(The request)
Pictures stay out; everything else in the records below is copied exactly.

(Data shown)
□ □ □

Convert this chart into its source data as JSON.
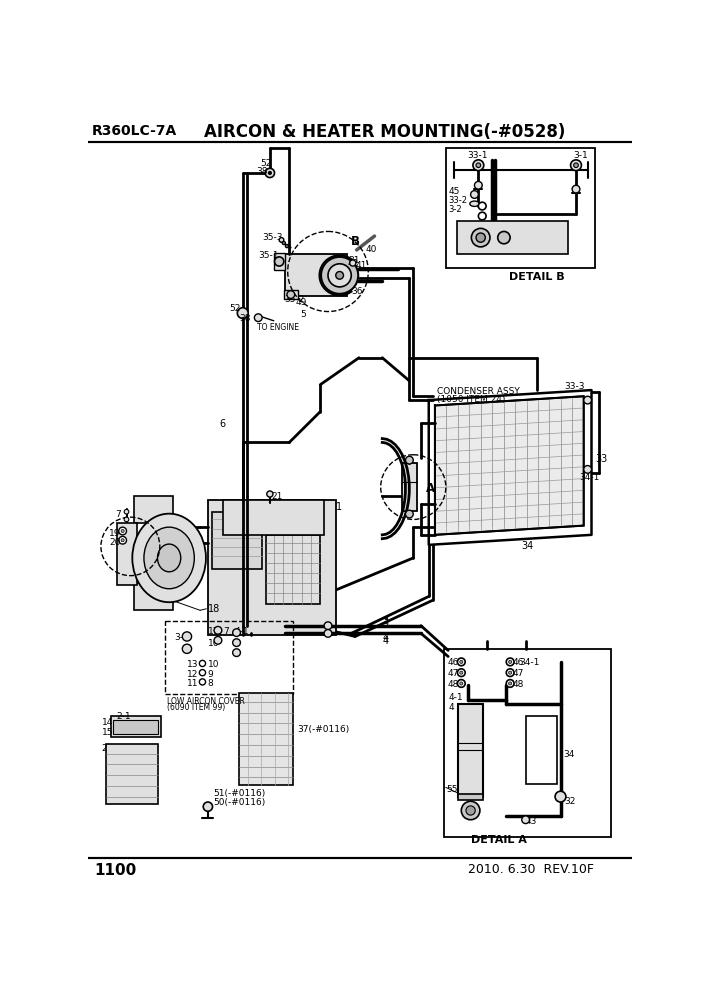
{
  "title": "AIRCON & HEATER MOUNTING(-#0528)",
  "model": "R360LC-7A",
  "page": "1100",
  "date": "2010. 6.30  REV.10F",
  "bg_color": "#ffffff",
  "line_color": "#000000",
  "font_color": "#000000",
  "gray1": "#c8c8c8",
  "gray2": "#e0e0e0",
  "gray3": "#a0a0a0",
  "pipe_lw": 2.0,
  "thin_lw": 1.0,
  "border_lw": 1.3
}
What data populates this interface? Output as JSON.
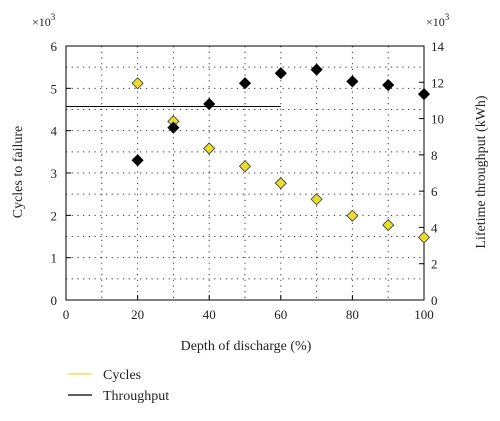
{
  "chart_data": {
    "type": "scatter",
    "xlabel": "Depth of discharge (%)",
    "ylabel_left": "Cycles to failure",
    "ylabel_right": "Lifetime throughput (kWh)",
    "left_multiplier": "×10",
    "left_multiplier_exp": "3",
    "right_multiplier": "×10",
    "right_multiplier_exp": "3",
    "xlim": [
      0,
      100
    ],
    "ylim_left": [
      0,
      6
    ],
    "ylim_right": [
      0,
      14
    ],
    "x_ticks": [
      0,
      20,
      40,
      60,
      80,
      100
    ],
    "y_left_ticks": [
      0,
      1,
      2,
      3,
      4,
      5,
      6
    ],
    "y_right_ticks": [
      0,
      2,
      4,
      6,
      8,
      10,
      12,
      14
    ],
    "grid": true,
    "legend_position": "bottom-left, below plot",
    "series": [
      {
        "name": "Cycles",
        "axis": "left",
        "marker": "diamond",
        "color": "#e8dd2e",
        "x": [
          20,
          30,
          40,
          50,
          60,
          70,
          80,
          90,
          100
        ],
        "values": [
          5.12,
          4.22,
          3.58,
          3.16,
          2.76,
          2.38,
          1.99,
          1.77,
          1.48
        ]
      },
      {
        "name": "Throughput",
        "axis": "right",
        "marker": "diamond",
        "color": "#000000",
        "x": [
          20,
          30,
          40,
          50,
          60,
          70,
          80,
          90,
          100
        ],
        "values": [
          7.7,
          9.5,
          10.8,
          11.95,
          12.5,
          12.7,
          12.05,
          11.85,
          11.35
        ]
      }
    ],
    "legend": [
      {
        "label": "Cycles",
        "color": "#e8dd2e"
      },
      {
        "label": "Throughput",
        "color": "#000000"
      }
    ]
  }
}
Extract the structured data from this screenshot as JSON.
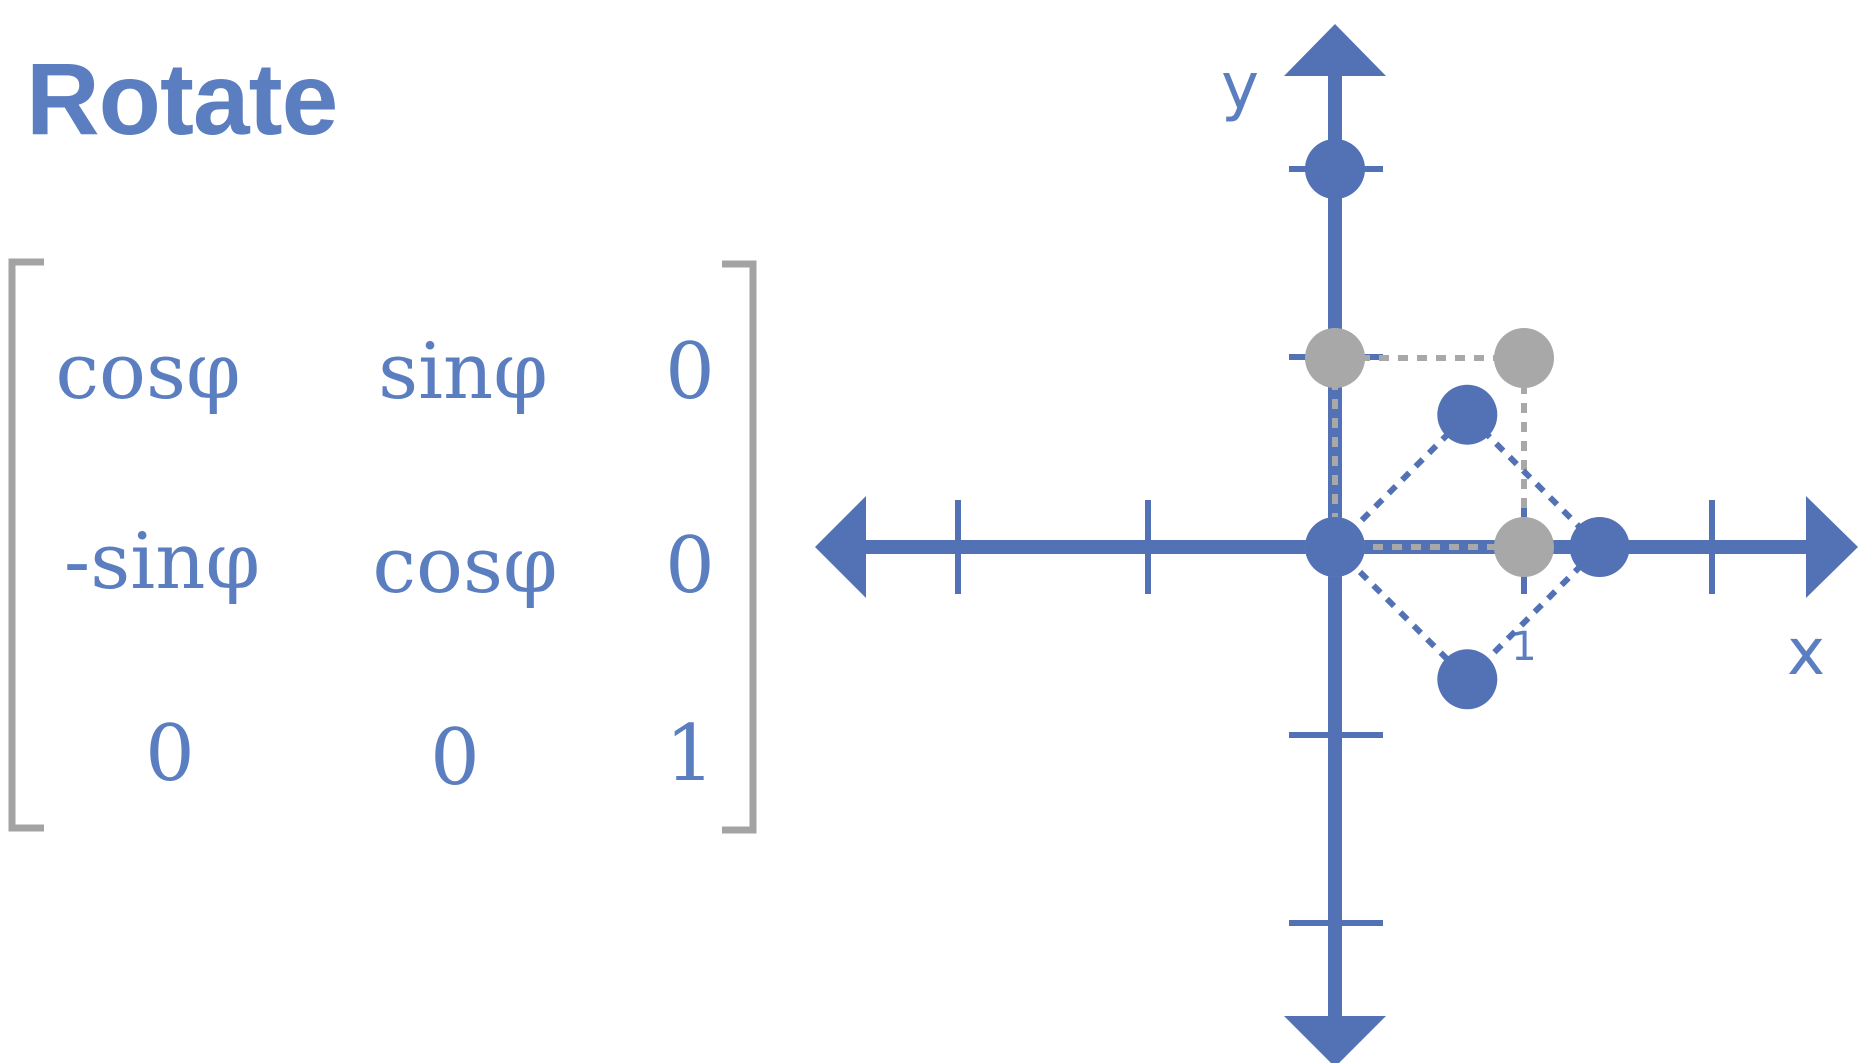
{
  "title": "Rotate",
  "matrix": {
    "rows": [
      [
        "cosφ",
        "sinφ",
        "0"
      ],
      [
        "-sinφ",
        "cosφ",
        "0"
      ],
      [
        "0",
        "0",
        "1"
      ]
    ]
  },
  "diagram": {
    "x_label": "x",
    "y_label": "y",
    "tick_label": "1",
    "colors": {
      "axis": "#5272b5",
      "rotated": "#5272b5",
      "original": "#a8a8a8",
      "text": "#5b7ec0",
      "bracket": "#a3a3a3"
    },
    "original_square": [
      [
        0,
        0
      ],
      [
        1,
        0
      ],
      [
        1,
        1
      ],
      [
        0,
        1
      ]
    ],
    "rotated_square": [
      [
        0,
        0
      ],
      [
        0.7,
        0.7
      ],
      [
        1.4,
        0
      ],
      [
        0.7,
        -0.7
      ]
    ],
    "extra_point": [
      0,
      2
    ]
  }
}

□ □ □

(The response)
Convert this chart into its source data as JSON.
{
  "title": "AIRCON & HEATER MOUNTING(-#0528)",
  "model": "R360LC-7A",
  "page": "1100",
  "date": "2010. 6.30  REV.10F",
  "bg_color": "#ffffff",
  "line_color": "#000000",
  "font_color": "#000000",
  "gray1": "#c8c8c8",
  "gray2": "#e0e0e0",
  "gray3": "#a0a0a0",
  "pipe_lw": 2.0,
  "thin_lw": 1.0,
  "border_lw": 1.3
}
What data populates this interface? Output as JSON.
{
  "chart_data": {
    "type": "scatter",
    "xlabel": "Depth of discharge (%)",
    "ylabel_left": "Cycles to failure",
    "ylabel_right": "Lifetime throughput (kWh)",
    "left_multiplier": "×10",
    "left_multiplier_exp": "3",
    "right_multiplier": "×10",
    "right_multiplier_exp": "3",
    "xlim": [
      0,
      100
    ],
    "ylim_left": [
      0,
      6
    ],
    "ylim_right": [
      0,
      14
    ],
    "x_ticks": [
      0,
      20,
      40,
      60,
      80,
      100
    ],
    "y_left_ticks": [
      0,
      1,
      2,
      3,
      4,
      5,
      6
    ],
    "y_right_ticks": [
      0,
      2,
      4,
      6,
      8,
      10,
      12,
      14
    ],
    "grid": true,
    "legend_position": "bottom-left, below plot",
    "series": [
      {
        "name": "Cycles",
        "axis": "left",
        "marker": "diamond",
        "color": "#e8dd2e",
        "x": [
          20,
          30,
          40,
          50,
          60,
          70,
          80,
          90,
          100
        ],
        "values": [
          5.12,
          4.22,
          3.58,
          3.16,
          2.76,
          2.38,
          1.99,
          1.77,
          1.48
        ]
      },
      {
        "name": "Throughput",
        "axis": "right",
        "marker": "diamond",
        "color": "#000000",
        "x": [
          20,
          30,
          40,
          50,
          60,
          70,
          80,
          90,
          100
        ],
        "values": [
          7.7,
          9.5,
          10.8,
          11.95,
          12.5,
          12.7,
          12.05,
          11.85,
          11.35
        ]
      }
    ],
    "legend": [
      {
        "label": "Cycles",
        "color": "#e8dd2e"
      },
      {
        "label": "Throughput",
        "color": "#000000"
      }
    ]
  }
}
Extract the structured data from this screenshot as JSON.
{
  "title": "Rotate",
  "matrix": {
    "rows": [
      [
        "cosφ",
        "sinφ",
        "0"
      ],
      [
        "-sinφ",
        "cosφ",
        "0"
      ],
      [
        "0",
        "0",
        "1"
      ]
    ]
  },
  "diagram": {
    "x_label": "x",
    "y_label": "y",
    "tick_label": "1",
    "colors": {
      "axis": "#5272b5",
      "rotated": "#5272b5",
      "original": "#a8a8a8",
      "text": "#5b7ec0",
      "bracket": "#a3a3a3"
    },
    "original_square": [
      [
        0,
        0
      ],
      [
        1,
        0
      ],
      [
        1,
        1
      ],
      [
        0,
        1
      ]
    ],
    "rotated_square": [
      [
        0,
        0
      ],
      [
        0.7,
        0.7
      ],
      [
        1.4,
        0
      ],
      [
        0.7,
        -0.7
      ]
    ],
    "extra_point": [
      0,
      2
    ]
  }
}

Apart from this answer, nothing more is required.